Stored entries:
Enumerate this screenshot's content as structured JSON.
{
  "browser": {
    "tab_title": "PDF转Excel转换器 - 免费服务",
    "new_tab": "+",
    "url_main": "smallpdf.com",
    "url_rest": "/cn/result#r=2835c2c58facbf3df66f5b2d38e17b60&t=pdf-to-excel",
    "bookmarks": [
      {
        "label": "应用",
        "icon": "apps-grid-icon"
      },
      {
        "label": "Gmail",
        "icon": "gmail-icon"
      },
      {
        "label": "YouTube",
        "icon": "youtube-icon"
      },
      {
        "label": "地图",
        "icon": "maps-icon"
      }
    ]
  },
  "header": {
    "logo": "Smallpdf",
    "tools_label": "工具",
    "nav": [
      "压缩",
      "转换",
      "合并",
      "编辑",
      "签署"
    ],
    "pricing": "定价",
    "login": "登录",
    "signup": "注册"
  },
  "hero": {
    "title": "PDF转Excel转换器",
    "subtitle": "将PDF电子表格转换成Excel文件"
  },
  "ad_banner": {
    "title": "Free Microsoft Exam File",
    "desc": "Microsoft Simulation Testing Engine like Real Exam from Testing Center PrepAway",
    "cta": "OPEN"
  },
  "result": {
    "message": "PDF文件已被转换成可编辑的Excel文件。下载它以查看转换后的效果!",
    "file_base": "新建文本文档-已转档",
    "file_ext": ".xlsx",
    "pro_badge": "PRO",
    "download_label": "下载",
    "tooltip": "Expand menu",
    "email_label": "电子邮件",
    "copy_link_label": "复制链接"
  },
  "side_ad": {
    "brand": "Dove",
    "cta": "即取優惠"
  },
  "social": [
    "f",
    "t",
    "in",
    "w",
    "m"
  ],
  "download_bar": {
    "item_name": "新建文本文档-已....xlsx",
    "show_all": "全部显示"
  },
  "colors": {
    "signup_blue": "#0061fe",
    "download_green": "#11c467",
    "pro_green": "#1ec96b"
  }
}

WHAT THIS TASK INVOLVES: Where a line holds "Exam", copy that line.

OUTPUT FOR THIS TASK:
    "title": "Free Microsoft Exam File",
    "desc": "Microsoft Simulation Testing Engine like Real Exam from Testing Center PrepAway",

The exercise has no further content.